• Stated goal:
In the listing below, count the lines with "plat" and report only the figure.

• Stored entries:
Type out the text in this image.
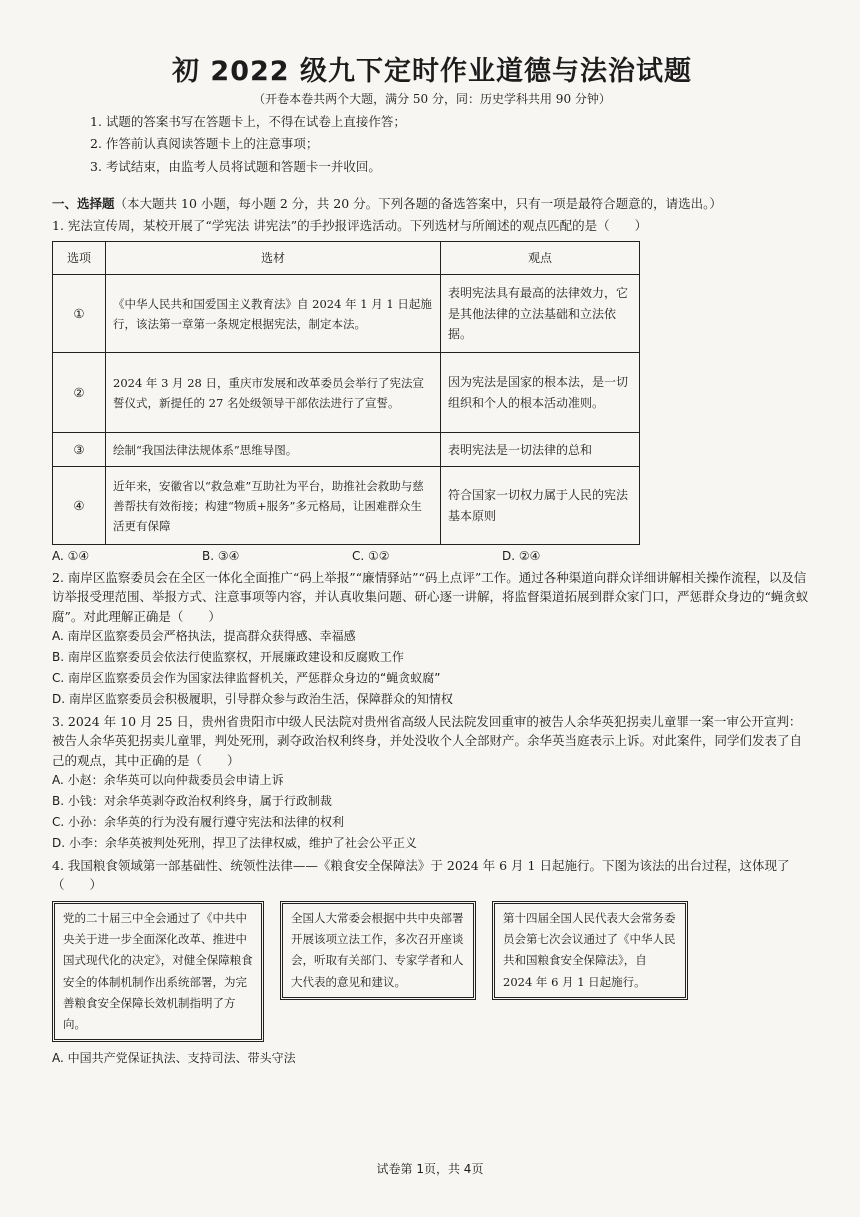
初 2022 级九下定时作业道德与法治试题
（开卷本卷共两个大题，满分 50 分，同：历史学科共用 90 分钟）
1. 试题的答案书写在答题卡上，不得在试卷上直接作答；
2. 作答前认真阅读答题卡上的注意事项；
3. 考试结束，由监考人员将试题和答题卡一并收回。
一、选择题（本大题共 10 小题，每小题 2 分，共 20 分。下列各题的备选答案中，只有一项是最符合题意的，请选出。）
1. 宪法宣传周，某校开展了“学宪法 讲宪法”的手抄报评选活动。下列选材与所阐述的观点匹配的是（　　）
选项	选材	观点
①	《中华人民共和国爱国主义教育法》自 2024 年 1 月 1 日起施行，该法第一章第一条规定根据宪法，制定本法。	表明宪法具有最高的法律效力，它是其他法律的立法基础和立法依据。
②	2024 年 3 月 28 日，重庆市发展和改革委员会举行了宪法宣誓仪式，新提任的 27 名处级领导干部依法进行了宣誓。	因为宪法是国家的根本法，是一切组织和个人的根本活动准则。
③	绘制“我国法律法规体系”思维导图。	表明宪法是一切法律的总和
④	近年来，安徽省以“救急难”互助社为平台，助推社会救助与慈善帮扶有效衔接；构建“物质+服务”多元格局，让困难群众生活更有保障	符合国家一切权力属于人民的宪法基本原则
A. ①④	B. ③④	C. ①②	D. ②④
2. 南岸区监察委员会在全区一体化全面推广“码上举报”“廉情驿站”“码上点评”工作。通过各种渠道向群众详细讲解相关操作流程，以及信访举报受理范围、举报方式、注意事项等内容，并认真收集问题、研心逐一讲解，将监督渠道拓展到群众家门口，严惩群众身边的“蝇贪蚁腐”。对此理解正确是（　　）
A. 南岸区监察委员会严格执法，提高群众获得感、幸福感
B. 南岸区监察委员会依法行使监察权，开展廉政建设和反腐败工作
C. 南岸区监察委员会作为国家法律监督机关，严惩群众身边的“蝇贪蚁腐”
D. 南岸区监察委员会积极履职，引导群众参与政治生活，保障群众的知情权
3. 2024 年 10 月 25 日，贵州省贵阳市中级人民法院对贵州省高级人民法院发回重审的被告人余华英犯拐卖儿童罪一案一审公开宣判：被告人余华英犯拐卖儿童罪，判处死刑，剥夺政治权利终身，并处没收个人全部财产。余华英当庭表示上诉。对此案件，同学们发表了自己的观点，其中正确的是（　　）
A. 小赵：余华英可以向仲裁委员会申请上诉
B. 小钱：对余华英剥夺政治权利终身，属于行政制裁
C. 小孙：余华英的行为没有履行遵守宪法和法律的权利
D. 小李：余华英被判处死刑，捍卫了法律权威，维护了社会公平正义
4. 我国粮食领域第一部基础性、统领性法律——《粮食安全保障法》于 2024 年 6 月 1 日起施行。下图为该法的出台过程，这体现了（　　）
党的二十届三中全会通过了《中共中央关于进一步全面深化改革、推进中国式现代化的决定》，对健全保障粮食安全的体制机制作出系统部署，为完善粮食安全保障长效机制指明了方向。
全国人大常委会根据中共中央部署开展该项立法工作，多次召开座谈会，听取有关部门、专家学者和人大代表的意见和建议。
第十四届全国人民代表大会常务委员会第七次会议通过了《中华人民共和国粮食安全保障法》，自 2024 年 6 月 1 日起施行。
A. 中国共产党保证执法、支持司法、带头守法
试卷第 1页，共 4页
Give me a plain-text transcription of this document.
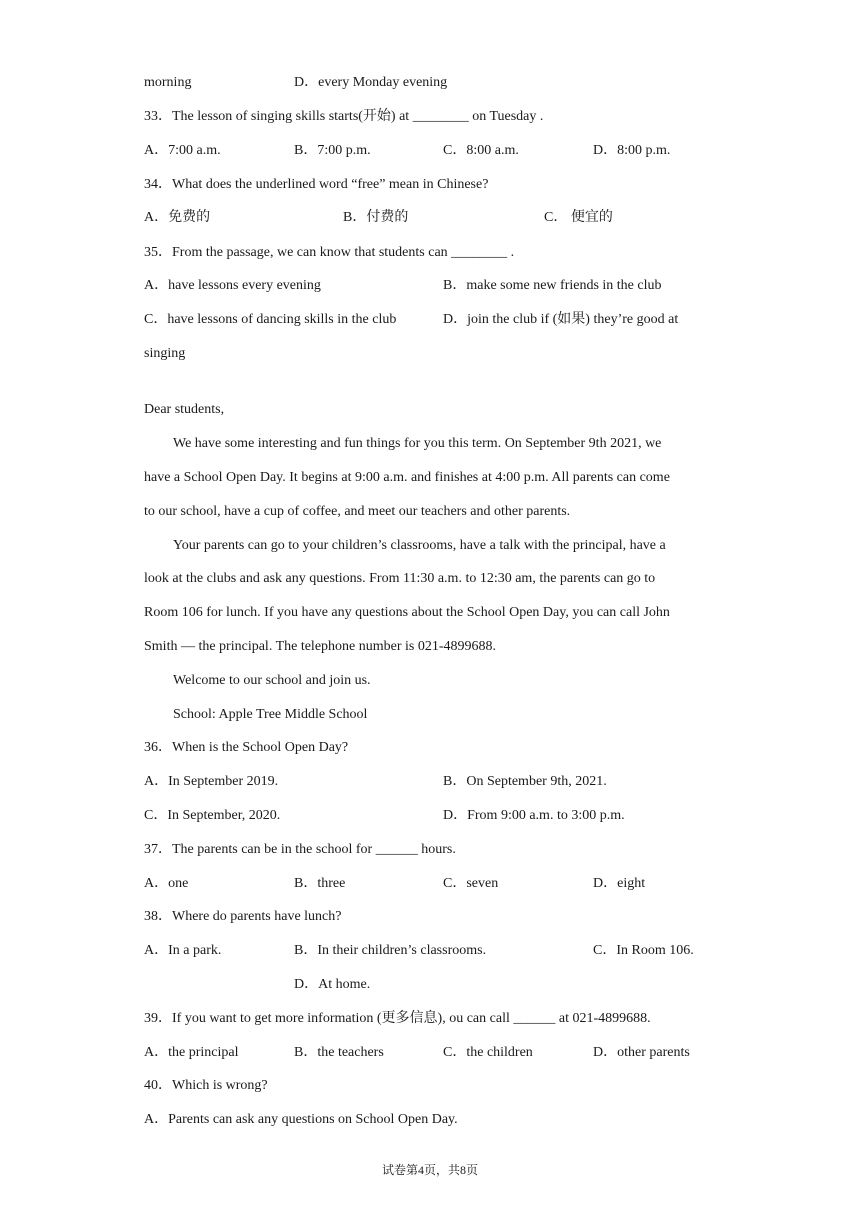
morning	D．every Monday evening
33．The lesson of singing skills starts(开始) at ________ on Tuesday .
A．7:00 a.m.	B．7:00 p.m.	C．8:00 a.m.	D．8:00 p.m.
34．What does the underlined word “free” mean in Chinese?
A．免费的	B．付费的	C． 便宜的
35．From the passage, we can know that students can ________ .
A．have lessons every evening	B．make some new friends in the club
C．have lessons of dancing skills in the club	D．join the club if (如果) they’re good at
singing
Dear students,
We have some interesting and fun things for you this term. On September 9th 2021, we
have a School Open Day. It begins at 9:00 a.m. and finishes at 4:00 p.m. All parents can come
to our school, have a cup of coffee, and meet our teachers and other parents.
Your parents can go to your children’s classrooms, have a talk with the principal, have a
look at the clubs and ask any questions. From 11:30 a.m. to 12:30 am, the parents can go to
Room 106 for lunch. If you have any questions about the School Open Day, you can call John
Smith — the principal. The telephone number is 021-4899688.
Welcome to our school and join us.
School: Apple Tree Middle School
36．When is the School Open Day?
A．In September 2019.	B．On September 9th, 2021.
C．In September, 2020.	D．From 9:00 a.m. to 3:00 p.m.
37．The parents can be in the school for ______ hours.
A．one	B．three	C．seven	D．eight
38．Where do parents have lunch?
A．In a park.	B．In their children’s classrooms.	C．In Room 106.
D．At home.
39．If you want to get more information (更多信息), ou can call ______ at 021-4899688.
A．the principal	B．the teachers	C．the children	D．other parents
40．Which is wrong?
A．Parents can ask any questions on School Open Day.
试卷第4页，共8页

---

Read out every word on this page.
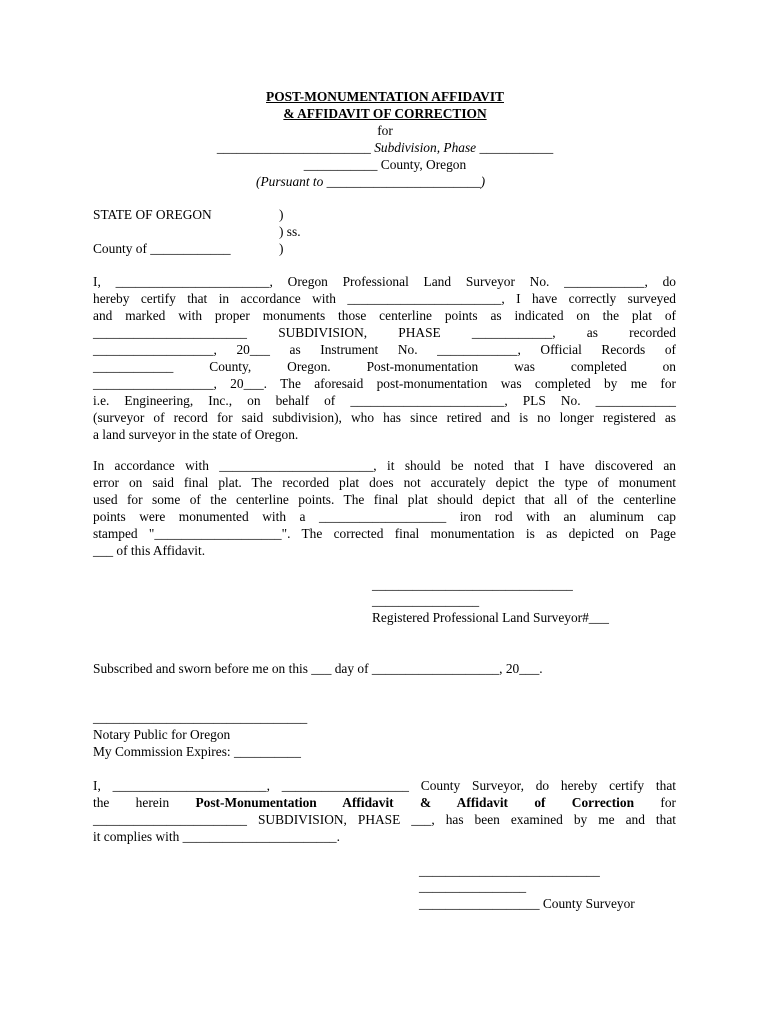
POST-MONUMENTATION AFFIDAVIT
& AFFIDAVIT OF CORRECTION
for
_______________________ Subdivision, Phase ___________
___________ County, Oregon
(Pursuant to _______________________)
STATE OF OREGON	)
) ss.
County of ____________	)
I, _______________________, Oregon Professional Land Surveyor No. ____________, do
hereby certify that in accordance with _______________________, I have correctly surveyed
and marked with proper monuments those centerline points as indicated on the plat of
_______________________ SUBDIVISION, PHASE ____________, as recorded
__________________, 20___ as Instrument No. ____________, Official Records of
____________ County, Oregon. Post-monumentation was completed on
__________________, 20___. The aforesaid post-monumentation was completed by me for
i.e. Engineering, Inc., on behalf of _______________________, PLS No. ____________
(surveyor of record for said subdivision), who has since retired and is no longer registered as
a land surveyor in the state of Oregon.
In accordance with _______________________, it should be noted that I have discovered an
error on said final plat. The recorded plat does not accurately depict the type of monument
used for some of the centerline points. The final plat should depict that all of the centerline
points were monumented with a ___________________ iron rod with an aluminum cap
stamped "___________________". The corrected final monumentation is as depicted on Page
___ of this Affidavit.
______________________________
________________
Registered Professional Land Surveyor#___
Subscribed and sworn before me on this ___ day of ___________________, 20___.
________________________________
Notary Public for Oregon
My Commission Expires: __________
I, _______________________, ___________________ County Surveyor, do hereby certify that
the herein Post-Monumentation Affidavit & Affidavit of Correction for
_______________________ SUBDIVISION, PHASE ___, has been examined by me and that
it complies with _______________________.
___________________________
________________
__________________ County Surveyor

• Output for this exercise:
3